(Dataset records)
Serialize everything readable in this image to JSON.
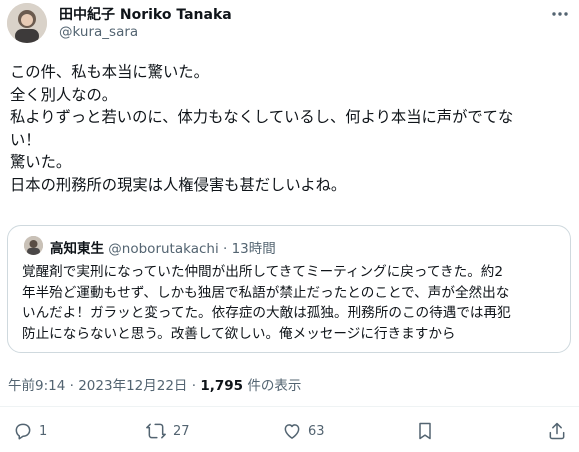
{
  "author": {
    "name": "田中紀子 Noriko Tanaka",
    "handle": "@kura_sara"
  },
  "tweet": {
    "lines": [
      "この件、私も本当に驚いた。",
      "全く別人なの。",
      "私よりずっと若いのに、体力もなくしているし、何より本当に声がでてな",
      "い！",
      "驚いた。",
      "日本の刑務所の現実は人権侵害も甚だしいよね。"
    ]
  },
  "quote": {
    "name": "高知東生",
    "handle": "@noborutakachi",
    "separator": "·",
    "time": "13時間",
    "lines": [
      "覚醒剤で実刑になっていた仲間が出所してきてミーティングに戻ってきた。約2",
      "年半殆ど運動もせず、しかも独居で私語が禁止だったとのことで、声が全然出な",
      "いんだよ！ガラッと変ってた。依存症の大敵は孤独。刑務所のこの待遇では再犯",
      "防止にならないと思う。改善して欲しい。俺メッセージに行きますから"
    ]
  },
  "meta": {
    "time": "午前9:14",
    "separator1": "·",
    "date": "2023年12月22日",
    "separator2": "·",
    "views_count": "1,795",
    "views_label": "件の表示"
  },
  "actions": {
    "reply_count": "1",
    "retweet_count": "27",
    "like_count": "63"
  },
  "icons": {
    "more": "more-dots-icon",
    "reply": "reply-icon",
    "retweet": "retweet-icon",
    "like": "heart-icon",
    "bookmark": "bookmark-icon",
    "share": "share-icon"
  },
  "colors": {
    "text": "#0f1419",
    "secondary": "#536471",
    "border": "#cfd9de"
  }
}
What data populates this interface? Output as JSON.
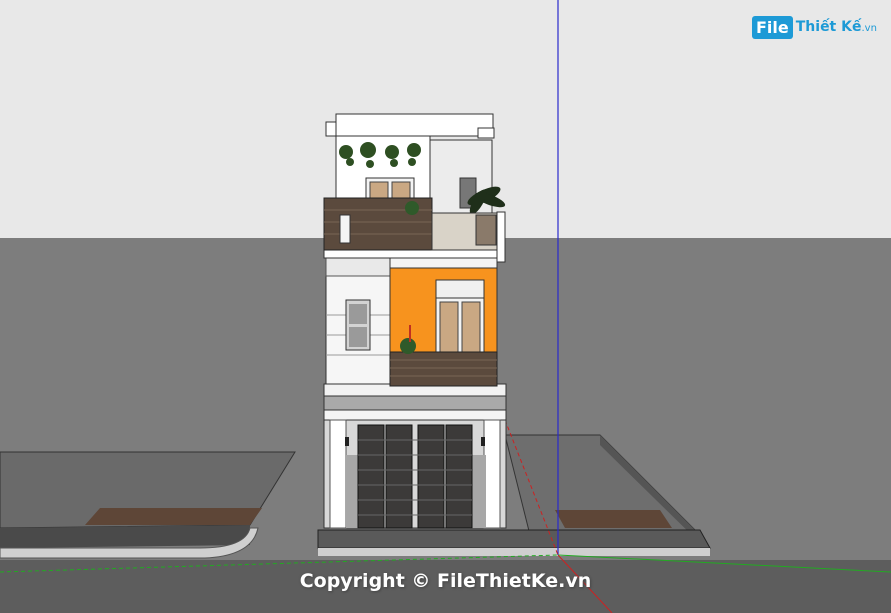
{
  "watermark": {
    "brand_file": "File",
    "brand_name": "Thiết Kế",
    "brand_domain": ".vn",
    "copyright": "Copyright © FileThietKe.vn"
  },
  "colors": {
    "sky": "#e6e6e6",
    "ground": "#7a7a7a",
    "road": "#5a5a5a",
    "facade_orange": "#f7931e",
    "wood": "#5b4a3d",
    "axis_blue": "#2a2acc",
    "axis_red": "#cc2222",
    "axis_green": "#22aa22"
  }
}
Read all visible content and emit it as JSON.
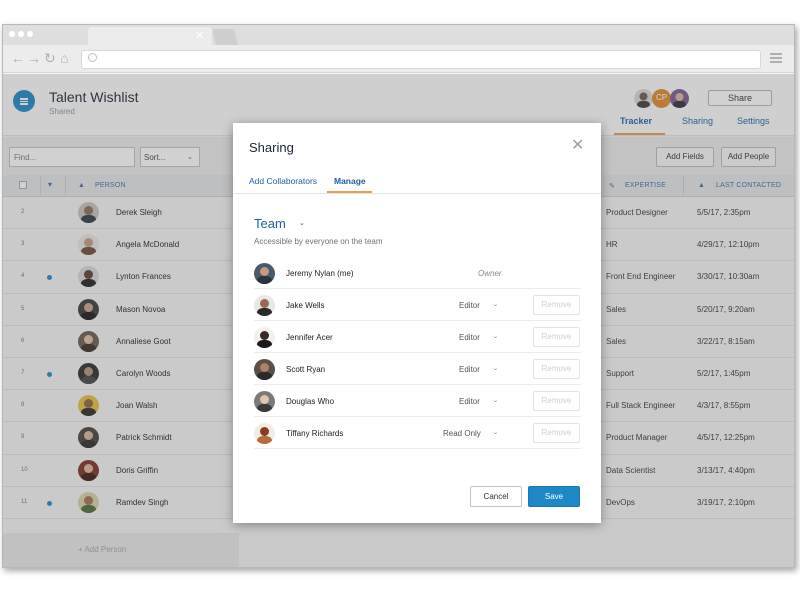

Task | Check each line above for the string "this", then copy the ones that have it.

The output |
Serialize everything readable in this image to JSON.
What data populates this interface? Output as JSON.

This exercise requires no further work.